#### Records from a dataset
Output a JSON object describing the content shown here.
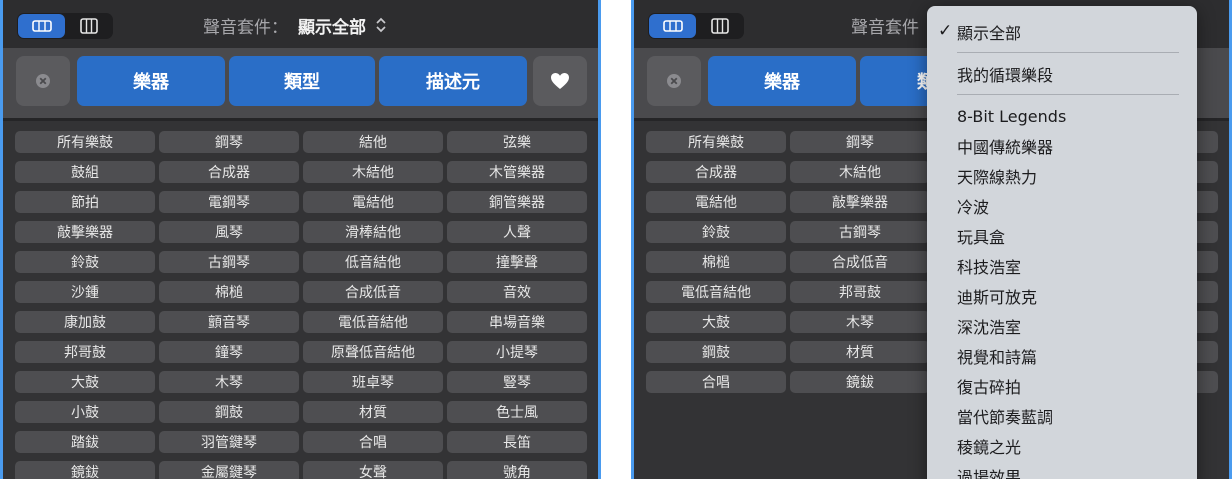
{
  "sound_pack": {
    "label": "聲音套件：",
    "label_short": "聲音套件",
    "value": "顯示全部"
  },
  "filter": {
    "tabs": [
      "樂器",
      "類型",
      "描述元"
    ],
    "clear_icon": "clear-x-icon",
    "favorite_icon": "heart-icon"
  },
  "keywords": [
    [
      "所有樂鼓",
      "鋼琴",
      "結他",
      "弦樂"
    ],
    [
      "鼓組",
      "合成器",
      "木結他",
      "木管樂器"
    ],
    [
      "節拍",
      "電鋼琴",
      "電結他",
      "銅管樂器"
    ],
    [
      "敲擊樂器",
      "風琴",
      "滑棒結他",
      "人聲"
    ],
    [
      "鈴鼓",
      "古鋼琴",
      "低音結他",
      "撞擊聲"
    ],
    [
      "沙鍾",
      "棉槌",
      "合成低音",
      "音效"
    ],
    [
      "康加鼓",
      "顫音琴",
      "電低音結他",
      "串場音樂"
    ],
    [
      "邦哥鼓",
      "鐘琴",
      "原聲低音結他",
      "小提琴"
    ],
    [
      "大鼓",
      "木琴",
      "班卓琴",
      "豎琴"
    ],
    [
      "小鼓",
      "鋼鼓",
      "材質",
      "色士風"
    ],
    [
      "踏鈸",
      "羽管鍵琴",
      "合唱",
      "長笛"
    ],
    [
      "鏡鈸",
      "金屬鍵琴",
      "女聲",
      "號角"
    ]
  ],
  "dropdown": {
    "selected": "顯示全部",
    "loops": "我的循環樂段",
    "packs": [
      "8-Bit Legends",
      "中國傳統樂器",
      "天際線熱力",
      "冷波",
      "玩具盒",
      "科技浩室",
      "迪斯可放克",
      "深沈浩室",
      "視覺和詩篇",
      "復古碎拍",
      "當代節奏藍調",
      "稜鏡之光",
      "過場效果"
    ]
  },
  "colors": {
    "accent": "#2a6ec7",
    "panel_bg": "#333335",
    "border_highlight": "#4a9bef",
    "menu_bg": "#d2d6db"
  }
}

#### Given task
Set the listing down in full and exactly. Pictures within it should not appear in the copy.

#### Expected answer
Output a JSON object describing the content shown here.
{
  "sound_pack": {
    "label": "聲音套件：",
    "label_short": "聲音套件",
    "value": "顯示全部"
  },
  "filter": {
    "tabs": [
      "樂器",
      "類型",
      "描述元"
    ],
    "clear_icon": "clear-x-icon",
    "favorite_icon": "heart-icon"
  },
  "keywords": [
    [
      "所有樂鼓",
      "鋼琴",
      "結他",
      "弦樂"
    ],
    [
      "鼓組",
      "合成器",
      "木結他",
      "木管樂器"
    ],
    [
      "節拍",
      "電鋼琴",
      "電結他",
      "銅管樂器"
    ],
    [
      "敲擊樂器",
      "風琴",
      "滑棒結他",
      "人聲"
    ],
    [
      "鈴鼓",
      "古鋼琴",
      "低音結他",
      "撞擊聲"
    ],
    [
      "沙鍾",
      "棉槌",
      "合成低音",
      "音效"
    ],
    [
      "康加鼓",
      "顫音琴",
      "電低音結他",
      "串場音樂"
    ],
    [
      "邦哥鼓",
      "鐘琴",
      "原聲低音結他",
      "小提琴"
    ],
    [
      "大鼓",
      "木琴",
      "班卓琴",
      "豎琴"
    ],
    [
      "小鼓",
      "鋼鼓",
      "材質",
      "色士風"
    ],
    [
      "踏鈸",
      "羽管鍵琴",
      "合唱",
      "長笛"
    ],
    [
      "鏡鈸",
      "金屬鍵琴",
      "女聲",
      "號角"
    ]
  ],
  "dropdown": {
    "selected": "顯示全部",
    "loops": "我的循環樂段",
    "packs": [
      "8-Bit Legends",
      "中國傳統樂器",
      "天際線熱力",
      "冷波",
      "玩具盒",
      "科技浩室",
      "迪斯可放克",
      "深沈浩室",
      "視覺和詩篇",
      "復古碎拍",
      "當代節奏藍調",
      "稜鏡之光",
      "過場效果"
    ]
  },
  "colors": {
    "accent": "#2a6ec7",
    "panel_bg": "#333335",
    "border_highlight": "#4a9bef",
    "menu_bg": "#d2d6db"
  }
}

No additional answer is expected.